▶ **Supplied records**:
* start *

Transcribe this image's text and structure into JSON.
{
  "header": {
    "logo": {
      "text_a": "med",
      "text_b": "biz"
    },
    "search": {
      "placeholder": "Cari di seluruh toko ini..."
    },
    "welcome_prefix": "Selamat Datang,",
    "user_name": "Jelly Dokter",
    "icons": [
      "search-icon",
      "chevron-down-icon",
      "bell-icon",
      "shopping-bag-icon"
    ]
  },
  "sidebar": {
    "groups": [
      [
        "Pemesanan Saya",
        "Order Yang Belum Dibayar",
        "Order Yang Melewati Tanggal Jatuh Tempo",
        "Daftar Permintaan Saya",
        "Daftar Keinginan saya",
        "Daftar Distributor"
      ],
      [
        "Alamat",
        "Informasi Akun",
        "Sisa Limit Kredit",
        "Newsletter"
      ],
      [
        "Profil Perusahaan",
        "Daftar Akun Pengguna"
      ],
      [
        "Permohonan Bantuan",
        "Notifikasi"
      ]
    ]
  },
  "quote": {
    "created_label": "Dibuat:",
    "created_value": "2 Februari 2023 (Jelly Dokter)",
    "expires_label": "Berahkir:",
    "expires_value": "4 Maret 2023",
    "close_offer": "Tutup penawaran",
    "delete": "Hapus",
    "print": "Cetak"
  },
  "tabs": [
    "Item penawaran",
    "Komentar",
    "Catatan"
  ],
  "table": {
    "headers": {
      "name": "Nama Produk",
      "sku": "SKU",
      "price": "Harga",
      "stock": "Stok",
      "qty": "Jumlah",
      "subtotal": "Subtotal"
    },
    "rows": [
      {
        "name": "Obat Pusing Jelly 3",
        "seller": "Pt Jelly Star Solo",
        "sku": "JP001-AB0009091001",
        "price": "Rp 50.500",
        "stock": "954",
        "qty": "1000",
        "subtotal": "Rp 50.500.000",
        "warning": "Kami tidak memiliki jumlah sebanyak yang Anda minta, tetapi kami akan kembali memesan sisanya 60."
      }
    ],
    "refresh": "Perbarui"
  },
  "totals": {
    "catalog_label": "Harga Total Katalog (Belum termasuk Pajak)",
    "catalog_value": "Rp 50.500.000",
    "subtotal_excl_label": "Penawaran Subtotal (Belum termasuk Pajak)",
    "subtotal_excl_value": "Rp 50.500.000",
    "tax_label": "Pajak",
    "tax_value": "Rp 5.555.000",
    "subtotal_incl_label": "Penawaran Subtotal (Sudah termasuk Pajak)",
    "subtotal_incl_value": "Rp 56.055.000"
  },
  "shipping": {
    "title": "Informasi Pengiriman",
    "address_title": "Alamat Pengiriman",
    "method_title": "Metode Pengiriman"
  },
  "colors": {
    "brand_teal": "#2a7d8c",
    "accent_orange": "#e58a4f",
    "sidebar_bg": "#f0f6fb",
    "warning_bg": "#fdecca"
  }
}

* end *

▶ **Directions for this task**: Identify each line in the entries with the word "Pengiriman" and copy it.

▶ **Exercise output**:
    "title": "Informasi Pengiriman",
    "address_title": "Alamat Pengiriman",
    "method_title": "Metode Pengiriman"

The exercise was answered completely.